◆ Task instructions ◆
Without the pictures, set down the records below word for word.

◆ Data ◆

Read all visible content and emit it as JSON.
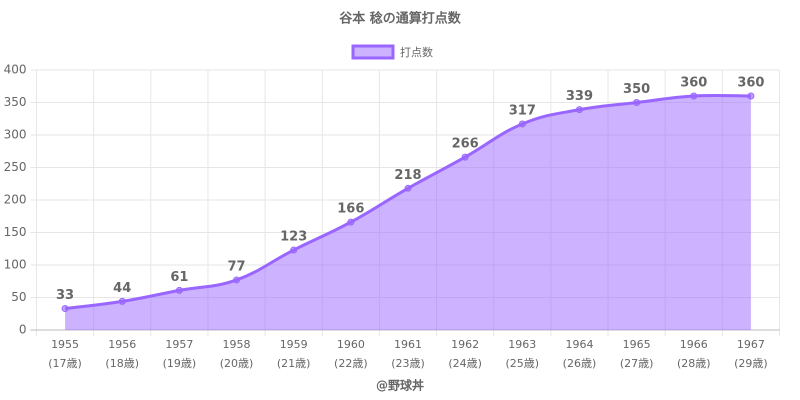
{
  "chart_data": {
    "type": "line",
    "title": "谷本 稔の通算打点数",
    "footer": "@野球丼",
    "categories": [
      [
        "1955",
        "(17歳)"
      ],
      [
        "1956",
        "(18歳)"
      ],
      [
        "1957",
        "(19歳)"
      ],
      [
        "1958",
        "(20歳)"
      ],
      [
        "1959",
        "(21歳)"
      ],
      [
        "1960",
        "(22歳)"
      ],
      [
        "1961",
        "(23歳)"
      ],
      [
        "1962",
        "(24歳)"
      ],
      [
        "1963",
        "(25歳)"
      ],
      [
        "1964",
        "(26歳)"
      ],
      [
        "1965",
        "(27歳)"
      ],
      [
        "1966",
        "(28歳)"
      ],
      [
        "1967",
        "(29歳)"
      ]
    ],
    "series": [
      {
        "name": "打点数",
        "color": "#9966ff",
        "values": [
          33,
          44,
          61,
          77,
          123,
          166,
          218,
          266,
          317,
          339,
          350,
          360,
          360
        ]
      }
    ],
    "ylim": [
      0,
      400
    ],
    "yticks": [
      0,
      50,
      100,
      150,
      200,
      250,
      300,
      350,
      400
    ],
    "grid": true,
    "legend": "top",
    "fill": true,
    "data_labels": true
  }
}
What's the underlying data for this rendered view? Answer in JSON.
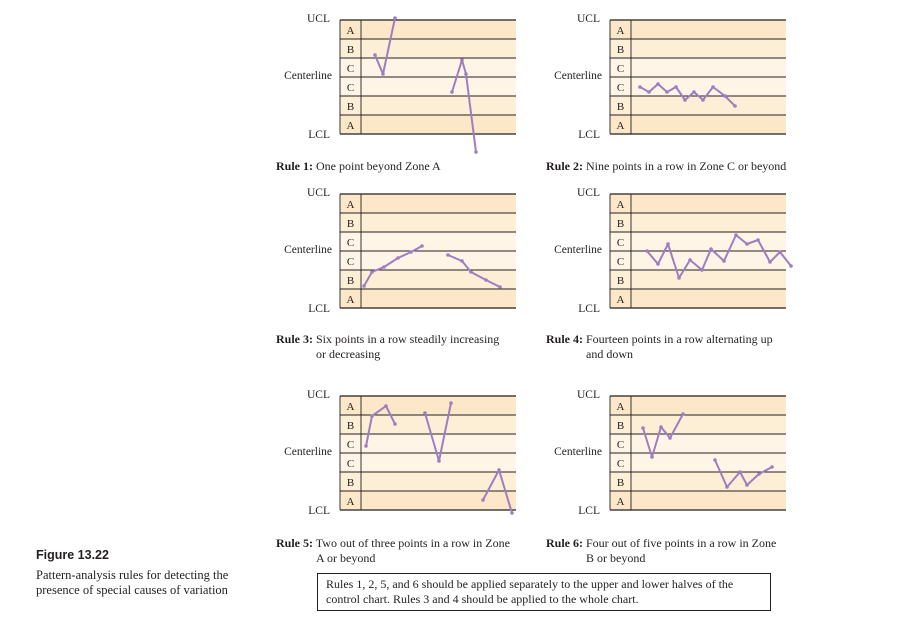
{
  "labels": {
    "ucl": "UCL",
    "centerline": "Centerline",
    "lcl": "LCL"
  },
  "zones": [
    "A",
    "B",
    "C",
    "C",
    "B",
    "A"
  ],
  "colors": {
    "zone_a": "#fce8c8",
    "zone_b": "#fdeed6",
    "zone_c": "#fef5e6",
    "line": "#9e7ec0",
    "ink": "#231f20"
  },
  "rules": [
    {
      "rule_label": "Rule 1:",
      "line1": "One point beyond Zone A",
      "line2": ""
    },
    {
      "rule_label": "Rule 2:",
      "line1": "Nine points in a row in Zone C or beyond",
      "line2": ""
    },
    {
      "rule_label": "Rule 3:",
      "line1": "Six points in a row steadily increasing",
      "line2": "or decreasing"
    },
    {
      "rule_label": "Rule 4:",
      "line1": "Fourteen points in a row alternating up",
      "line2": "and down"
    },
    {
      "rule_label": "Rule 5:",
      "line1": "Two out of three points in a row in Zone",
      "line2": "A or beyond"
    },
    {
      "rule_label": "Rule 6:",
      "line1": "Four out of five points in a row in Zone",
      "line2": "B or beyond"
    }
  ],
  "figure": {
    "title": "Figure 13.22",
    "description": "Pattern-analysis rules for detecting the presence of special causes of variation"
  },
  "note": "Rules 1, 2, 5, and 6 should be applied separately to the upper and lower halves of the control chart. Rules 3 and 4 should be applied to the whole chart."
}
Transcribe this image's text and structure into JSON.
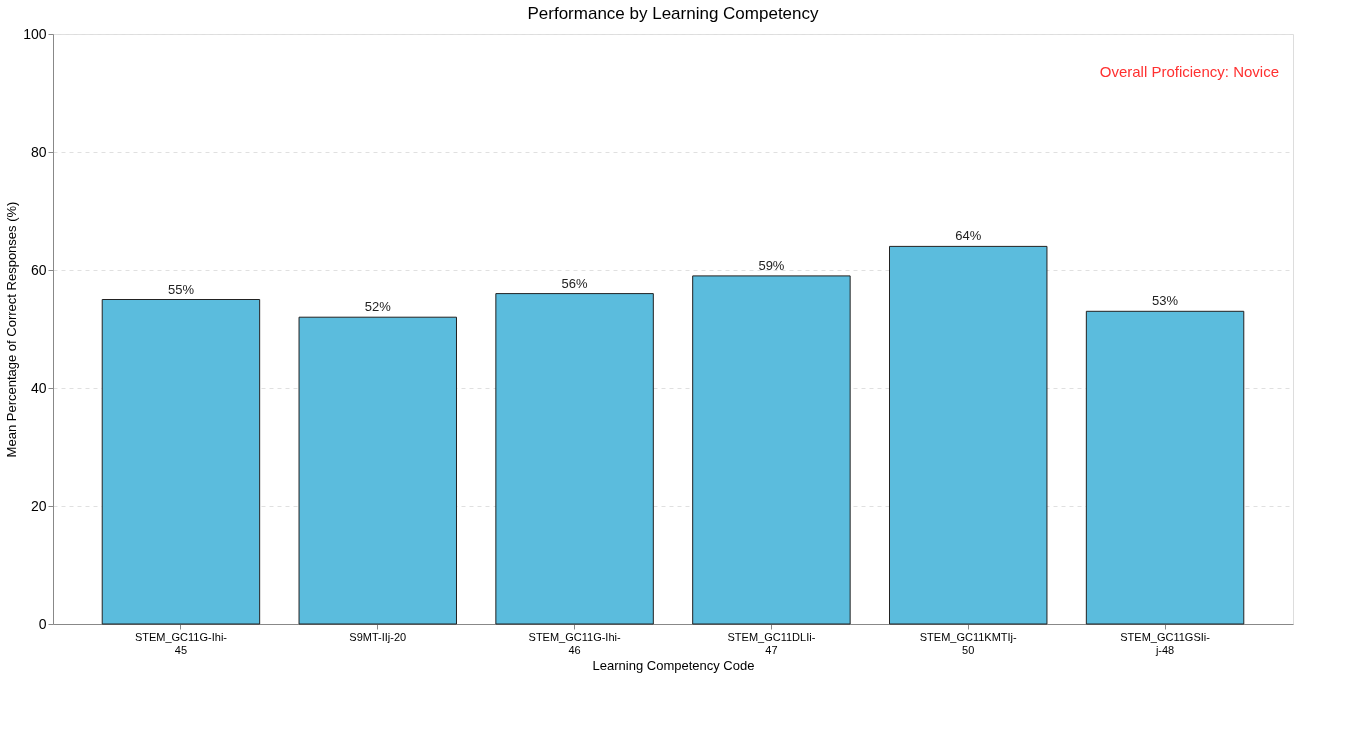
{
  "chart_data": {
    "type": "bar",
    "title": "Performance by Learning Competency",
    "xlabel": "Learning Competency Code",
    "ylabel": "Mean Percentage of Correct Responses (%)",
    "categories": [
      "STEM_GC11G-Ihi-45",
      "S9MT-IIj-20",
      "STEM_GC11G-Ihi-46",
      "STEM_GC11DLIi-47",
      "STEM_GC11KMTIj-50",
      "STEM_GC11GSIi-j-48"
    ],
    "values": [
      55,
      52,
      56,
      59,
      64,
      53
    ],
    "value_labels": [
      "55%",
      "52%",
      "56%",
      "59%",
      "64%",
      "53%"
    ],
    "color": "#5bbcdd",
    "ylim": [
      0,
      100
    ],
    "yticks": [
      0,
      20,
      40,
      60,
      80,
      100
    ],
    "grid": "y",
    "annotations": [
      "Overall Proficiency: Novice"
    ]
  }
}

◆ Solution ◆
Read all visible content and emit it as JSON.
{
  "chart_data": {
    "type": "line",
    "title": "谷本 稔の通算打点数",
    "footer": "@野球丼",
    "categories": [
      [
        "1955",
        "(17歳)"
      ],
      [
        "1956",
        "(18歳)"
      ],
      [
        "1957",
        "(19歳)"
      ],
      [
        "1958",
        "(20歳)"
      ],
      [
        "1959",
        "(21歳)"
      ],
      [
        "1960",
        "(22歳)"
      ],
      [
        "1961",
        "(23歳)"
      ],
      [
        "1962",
        "(24歳)"
      ],
      [
        "1963",
        "(25歳)"
      ],
      [
        "1964",
        "(26歳)"
      ],
      [
        "1965",
        "(27歳)"
      ],
      [
        "1966",
        "(28歳)"
      ],
      [
        "1967",
        "(29歳)"
      ]
    ],
    "series": [
      {
        "name": "打点数",
        "color": "#9966ff",
        "values": [
          33,
          44,
          61,
          77,
          123,
          166,
          218,
          266,
          317,
          339,
          350,
          360,
          360
        ]
      }
    ],
    "ylim": [
      0,
      400
    ],
    "yticks": [
      0,
      50,
      100,
      150,
      200,
      250,
      300,
      350,
      400
    ],
    "grid": true,
    "legend": "top",
    "fill": true,
    "data_labels": true
  }
}
What's the underlying data for this rendered view? Answer in JSON.
{
  "labels": {
    "ucl": "UCL",
    "centerline": "Centerline",
    "lcl": "LCL"
  },
  "zones": [
    "A",
    "B",
    "C",
    "C",
    "B",
    "A"
  ],
  "colors": {
    "zone_a": "#fce8c8",
    "zone_b": "#fdeed6",
    "zone_c": "#fef5e6",
    "line": "#9e7ec0",
    "ink": "#231f20"
  },
  "rules": [
    {
      "rule_label": "Rule 1:",
      "line1": "One point beyond Zone A",
      "line2": ""
    },
    {
      "rule_label": "Rule 2:",
      "line1": "Nine points in a row in Zone C or beyond",
      "line2": ""
    },
    {
      "rule_label": "Rule 3:",
      "line1": "Six points in a row steadily increasing",
      "line2": "or decreasing"
    },
    {
      "rule_label": "Rule 4:",
      "line1": "Fourteen points in a row alternating up",
      "line2": "and down"
    },
    {
      "rule_label": "Rule 5:",
      "line1": "Two out of three points in a row in Zone",
      "line2": "A or beyond"
    },
    {
      "rule_label": "Rule 6:",
      "line1": "Four out of five points in a row in Zone",
      "line2": "B or beyond"
    }
  ],
  "figure": {
    "title": "Figure 13.22",
    "description": "Pattern-analysis rules for detecting the presence of special causes of variation"
  },
  "note": "Rules 1, 2, 5, and 6 should be applied separately to the upper and lower halves of the control chart. Rules 3 and 4 should be applied to the whole chart."
}
Transcribe this image's text and structure into JSON.
{
  "chart_data": {
    "type": "bar",
    "title": "Performance by Learning Competency",
    "xlabel": "Learning Competency Code",
    "ylabel": "Mean Percentage of Correct Responses (%)",
    "categories": [
      "STEM_GC11G-Ihi-45",
      "S9MT-IIj-20",
      "STEM_GC11G-Ihi-46",
      "STEM_GC11DLIi-47",
      "STEM_GC11KMTIj-50",
      "STEM_GC11GSIi-j-48"
    ],
    "values": [
      55,
      52,
      56,
      59,
      64,
      53
    ],
    "value_labels": [
      "55%",
      "52%",
      "56%",
      "59%",
      "64%",
      "53%"
    ],
    "color": "#5bbcdd",
    "ylim": [
      0,
      100
    ],
    "yticks": [
      0,
      20,
      40,
      60,
      80,
      100
    ],
    "grid": "y",
    "annotations": [
      "Overall Proficiency: Novice"
    ]
  }
}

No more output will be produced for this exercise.